[Given instruction] Each of the entries should be retyped precisely as it appears.

[Saved data entries]
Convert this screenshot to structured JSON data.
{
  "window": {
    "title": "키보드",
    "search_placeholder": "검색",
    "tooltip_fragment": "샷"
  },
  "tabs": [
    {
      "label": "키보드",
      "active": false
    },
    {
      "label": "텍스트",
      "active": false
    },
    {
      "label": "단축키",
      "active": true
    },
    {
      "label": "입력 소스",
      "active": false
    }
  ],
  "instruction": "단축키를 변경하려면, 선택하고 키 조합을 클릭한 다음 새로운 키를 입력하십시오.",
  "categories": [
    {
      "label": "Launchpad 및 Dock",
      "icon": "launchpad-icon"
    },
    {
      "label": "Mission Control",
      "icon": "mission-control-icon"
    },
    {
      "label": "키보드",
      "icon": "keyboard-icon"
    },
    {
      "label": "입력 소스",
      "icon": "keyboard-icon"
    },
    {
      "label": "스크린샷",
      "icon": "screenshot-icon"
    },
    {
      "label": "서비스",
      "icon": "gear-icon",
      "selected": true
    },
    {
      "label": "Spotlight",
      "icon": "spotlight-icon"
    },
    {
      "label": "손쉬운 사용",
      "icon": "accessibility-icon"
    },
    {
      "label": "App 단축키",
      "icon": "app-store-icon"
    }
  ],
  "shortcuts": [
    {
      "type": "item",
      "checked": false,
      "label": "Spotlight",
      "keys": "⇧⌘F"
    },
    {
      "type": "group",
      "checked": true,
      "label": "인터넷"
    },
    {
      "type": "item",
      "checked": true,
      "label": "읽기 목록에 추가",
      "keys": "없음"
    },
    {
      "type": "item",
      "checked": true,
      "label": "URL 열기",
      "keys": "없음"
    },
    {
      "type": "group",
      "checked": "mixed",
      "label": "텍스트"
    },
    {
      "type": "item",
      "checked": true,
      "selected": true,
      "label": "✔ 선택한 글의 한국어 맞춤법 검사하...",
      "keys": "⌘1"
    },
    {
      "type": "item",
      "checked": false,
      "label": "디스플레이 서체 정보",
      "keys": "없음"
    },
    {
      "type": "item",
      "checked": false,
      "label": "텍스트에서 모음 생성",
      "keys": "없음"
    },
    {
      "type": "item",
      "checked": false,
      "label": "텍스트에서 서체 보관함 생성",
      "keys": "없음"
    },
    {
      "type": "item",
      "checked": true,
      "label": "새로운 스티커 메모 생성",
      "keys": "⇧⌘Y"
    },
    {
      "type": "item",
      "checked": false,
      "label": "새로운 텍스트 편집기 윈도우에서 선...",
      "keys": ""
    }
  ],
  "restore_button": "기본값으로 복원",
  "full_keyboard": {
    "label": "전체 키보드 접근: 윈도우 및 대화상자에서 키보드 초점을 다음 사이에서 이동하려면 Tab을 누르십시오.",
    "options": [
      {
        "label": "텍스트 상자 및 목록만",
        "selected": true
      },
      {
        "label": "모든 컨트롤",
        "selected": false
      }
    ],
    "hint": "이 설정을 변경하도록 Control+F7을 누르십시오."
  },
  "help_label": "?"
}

[Written reply]
Convert this screenshot to structured JSON data.
{
  "window": {
    "title": "키보드",
    "search_placeholder": "검색",
    "tooltip_fragment": "샷"
  },
  "tabs": [
    {
      "label": "키보드",
      "active": false
    },
    {
      "label": "텍스트",
      "active": false
    },
    {
      "label": "단축키",
      "active": true
    },
    {
      "label": "입력 소스",
      "active": false
    }
  ],
  "instruction": "단축키를 변경하려면, 선택하고 키 조합을 클릭한 다음 새로운 키를 입력하십시오.",
  "categories": [
    {
      "label": "Launchpad 및 Dock",
      "icon": "launchpad-icon"
    },
    {
      "label": "Mission Control",
      "icon": "mission-control-icon"
    },
    {
      "label": "키보드",
      "icon": "keyboard-icon"
    },
    {
      "label": "입력 소스",
      "icon": "keyboard-icon"
    },
    {
      "label": "스크린샷",
      "icon": "screenshot-icon"
    },
    {
      "label": "서비스",
      "icon": "gear-icon",
      "selected": true
    },
    {
      "label": "Spotlight",
      "icon": "spotlight-icon"
    },
    {
      "label": "손쉬운 사용",
      "icon": "accessibility-icon"
    },
    {
      "label": "App 단축키",
      "icon": "app-store-icon"
    }
  ],
  "shortcuts": [
    {
      "type": "item",
      "checked": false,
      "label": "Spotlight",
      "keys": "⇧⌘F"
    },
    {
      "type": "group",
      "checked": true,
      "label": "인터넷"
    },
    {
      "type": "item",
      "checked": true,
      "label": "읽기 목록에 추가",
      "keys": "없음"
    },
    {
      "type": "item",
      "checked": true,
      "label": "URL 열기",
      "keys": "없음"
    },
    {
      "type": "group",
      "checked": "mixed",
      "label": "텍스트"
    },
    {
      "type": "item",
      "checked": true,
      "selected": true,
      "label": "✔ 선택한 글의 한국어 맞춤법 검사하...",
      "keys": "⌘1"
    },
    {
      "type": "item",
      "checked": false,
      "label": "디스플레이 서체 정보",
      "keys": "없음"
    },
    {
      "type": "item",
      "checked": false,
      "label": "텍스트에서 모음 생성",
      "keys": "없음"
    },
    {
      "type": "item",
      "checked": false,
      "label": "텍스트에서 서체 보관함 생성",
      "keys": "없음"
    },
    {
      "type": "item",
      "checked": true,
      "label": "새로운 스티커 메모 생성",
      "keys": "⇧⌘Y"
    },
    {
      "type": "item",
      "checked": false,
      "label": "새로운 텍스트 편집기 윈도우에서 선...",
      "keys": ""
    }
  ],
  "restore_button": "기본값으로 복원",
  "full_keyboard": {
    "label": "전체 키보드 접근: 윈도우 및 대화상자에서 키보드 초점을 다음 사이에서 이동하려면 Tab을 누르십시오.",
    "options": [
      {
        "label": "텍스트 상자 및 목록만",
        "selected": true
      },
      {
        "label": "모든 컨트롤",
        "selected": false
      }
    ],
    "hint": "이 설정을 변경하도록 Control+F7을 누르십시오."
  },
  "help_label": "?"
}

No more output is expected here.